### What the task requires
Only the number is wanted: count the lines in the data with "that" in them.

[START Dataset entries]

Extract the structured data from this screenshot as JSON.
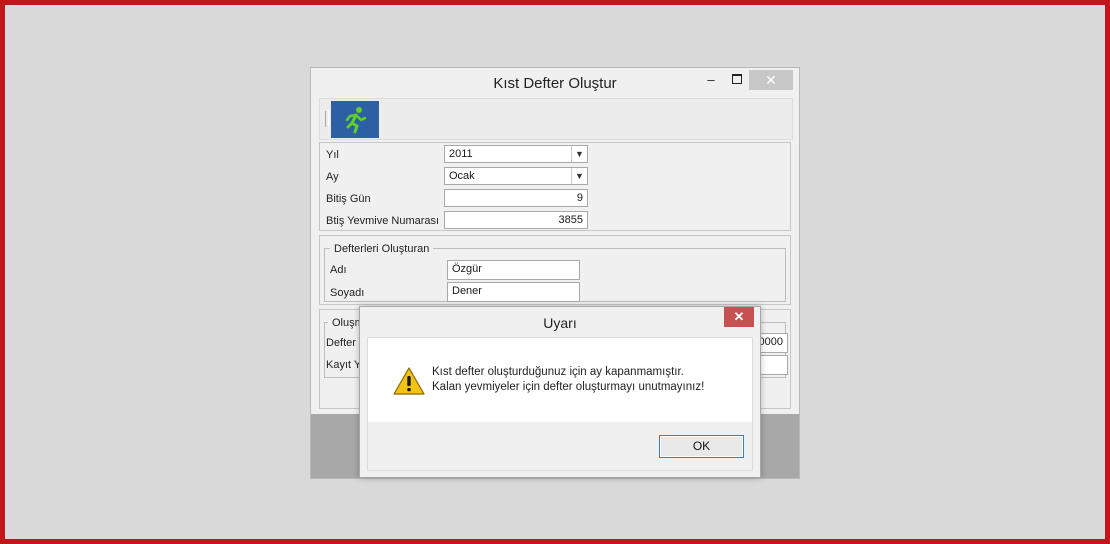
{
  "window": {
    "title": "Kıst Defter Oluştur",
    "minimize_glyph": "–",
    "close_glyph": "✕"
  },
  "toolbar": {
    "exit_icon": "running-exit-icon"
  },
  "form": {
    "year_label": "Yıl",
    "year_value": "2011",
    "month_label": "Ay",
    "month_value": "Ocak",
    "end_day_label": "Bitiş Gün",
    "end_day_value": "9",
    "end_journal_label": "Btiş Yevmive Numarası",
    "end_journal_value": "3855"
  },
  "creators": {
    "group_title": "Defterleri Oluşturan",
    "name_label": "Adı",
    "name_value": "Özgür",
    "surname_label": "Soyadı",
    "surname_value": "Dener"
  },
  "created": {
    "group_title_partial": "Oluşm",
    "defter_label_partial": "Defter",
    "kayit_label_partial": "Kayıt Y",
    "value_partial": "0000"
  },
  "dialog": {
    "title": "Uyarı",
    "close_glyph": "✕",
    "message_line1": "Kıst defter oluşturduğunuz için ay kapanmamıştır.",
    "message_line2": "Kalan yevmiyeler için defter oluşturmayı unutmayınız!",
    "ok_label": "OK"
  },
  "colors": {
    "frame": "#c0161c",
    "toolbar_button": "#2c5fa3",
    "dialog_close": "#c75050",
    "warning_yellow": "#f3c316"
  }
}
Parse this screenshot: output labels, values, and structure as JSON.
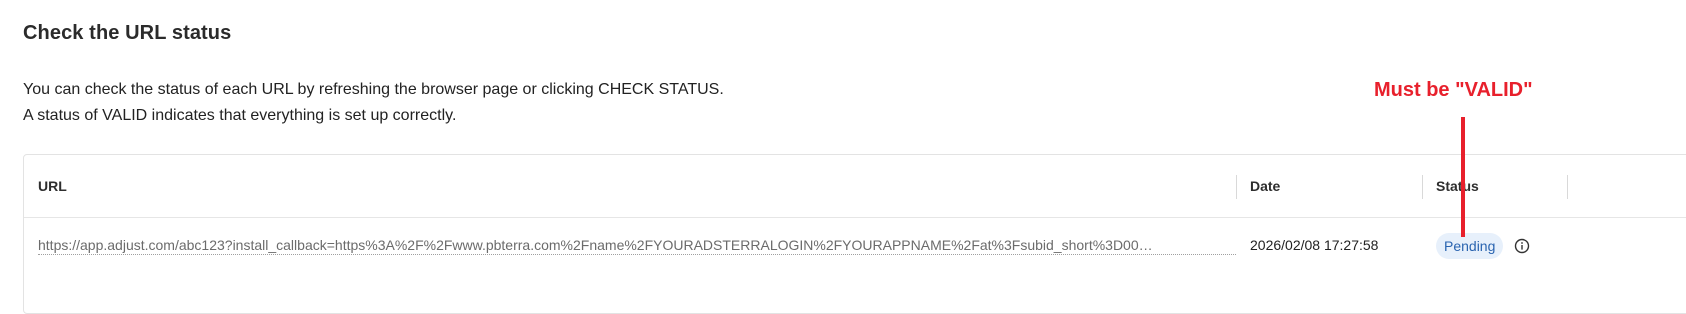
{
  "section": {
    "title": "Check the URL status",
    "description_line1": "You can check the status of each URL by refreshing the browser page or clicking CHECK STATUS.",
    "description_line2": "A status of VALID indicates that everything is set up correctly."
  },
  "table": {
    "columns": [
      "URL",
      "Date",
      "Status"
    ],
    "rows": [
      {
        "url": "https://app.adjust.com/abc123?install_callback=https%3A%2F%2Fwww.pbterra.com%2Fname%2FYOURADSTERRALOGIN%2FYOURAPPNAME%2Fat%3Fsubid_short%3D00…",
        "date": "2026/02/08 17:27:58",
        "status": "Pending"
      }
    ]
  },
  "annotation": {
    "text": "Must be \"VALID\"",
    "color": "#e8202c"
  },
  "icons": {
    "status_info": "info-circle-icon"
  },
  "colors": {
    "status_pill_bg": "#e7f0fb",
    "status_pill_text": "#2a64b0"
  }
}
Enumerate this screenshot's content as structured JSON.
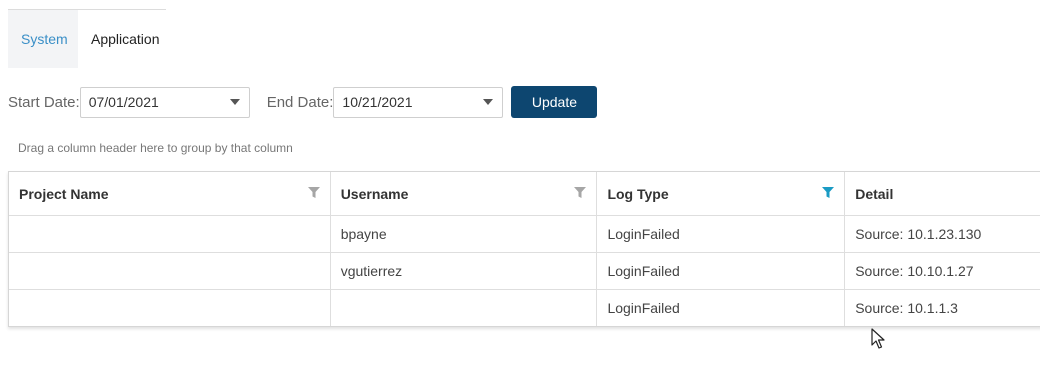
{
  "tabs": [
    {
      "label": "System",
      "active": true
    },
    {
      "label": "Application",
      "active": false
    }
  ],
  "filters": {
    "start_label": "Start Date:",
    "start_value": "07/01/2021",
    "end_label": "End Date:",
    "end_value": "10/21/2021",
    "update_label": "Update"
  },
  "group_hint": "Drag a column header here to group by that column",
  "grid": {
    "columns": [
      "Project Name",
      "Username",
      "Log Type",
      "Detail"
    ],
    "rows": [
      {
        "project": "",
        "username": "bpayne",
        "log_type": "LoginFailed",
        "detail": "Source: 10.1.23.130"
      },
      {
        "project": "",
        "username": "vgutierrez",
        "log_type": "LoginFailed",
        "detail": "Source: 10.10.1.27"
      },
      {
        "project": "",
        "username": "",
        "log_type": "LoginFailed",
        "detail": "Source: 10.1.1.3"
      }
    ]
  },
  "icons": {
    "filter_inactive_color": "#a6a6a6",
    "filter_active_color": "#1a9bc4"
  }
}
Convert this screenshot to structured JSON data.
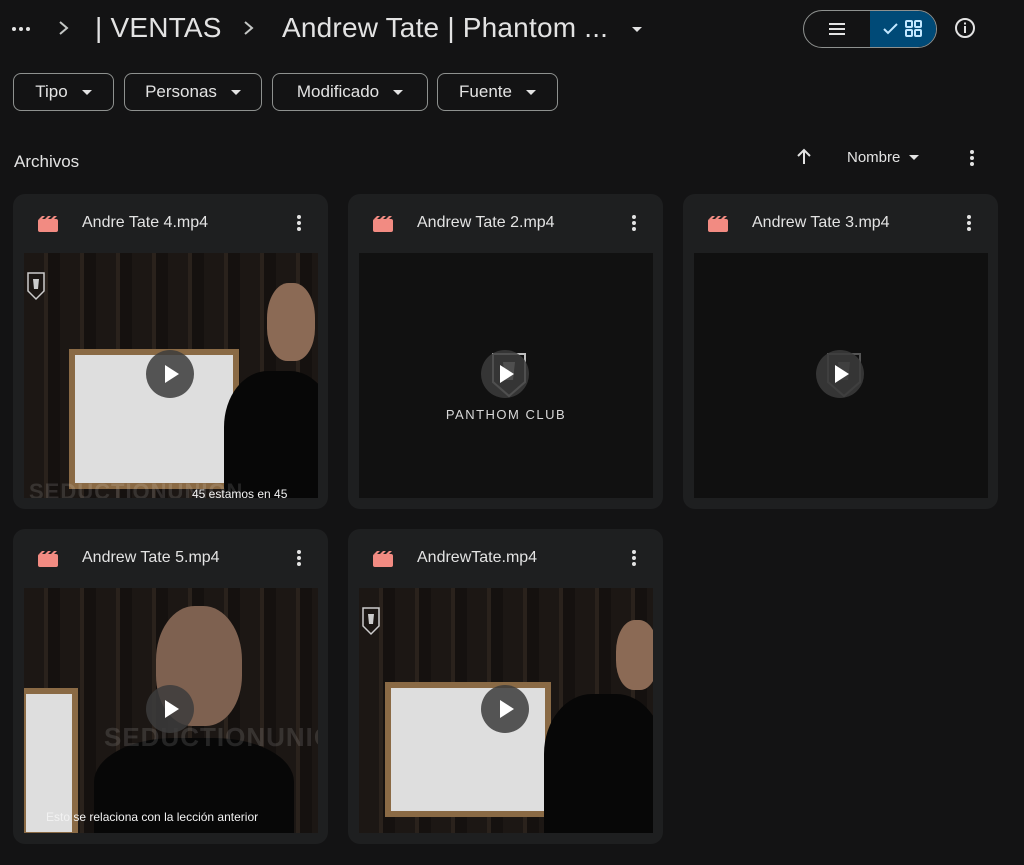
{
  "breadcrumb": {
    "more_label": "•••",
    "items": [
      "| VENTAS",
      "Andrew Tate | Phantom ..."
    ]
  },
  "view_toggle": {
    "list_icon": "list-icon",
    "grid_icon": "grid-icon",
    "active": "grid"
  },
  "filters": [
    {
      "label": "Tipo"
    },
    {
      "label": "Personas"
    },
    {
      "label": "Modificado"
    },
    {
      "label": "Fuente"
    }
  ],
  "section": {
    "title": "Archivos",
    "sort_label": "Nombre",
    "sort_direction": "ascending"
  },
  "files": [
    {
      "name": "Andre Tate 4.mp4",
      "thumb_caption": "45 estamos en 45",
      "watermark": "SEDUCTIONUNION"
    },
    {
      "name": "Andrew Tate 2.mp4",
      "thumb_caption": "PANTHOM CLUB"
    },
    {
      "name": "Andrew Tate 3.mp4"
    },
    {
      "name": "Andrew Tate 5.mp4",
      "thumb_caption": "Esto se relaciona con la lección anterior",
      "watermark": "SEDUCTIONUNION"
    },
    {
      "name": "AndrewTate.mp4"
    }
  ],
  "colors": {
    "background": "#131314",
    "card": "#1e1f20",
    "video_icon": "#f28b82",
    "active_toggle": "#004a77",
    "text": "#e3e3e3"
  }
}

[END Dataset entries]

### Output of the task
2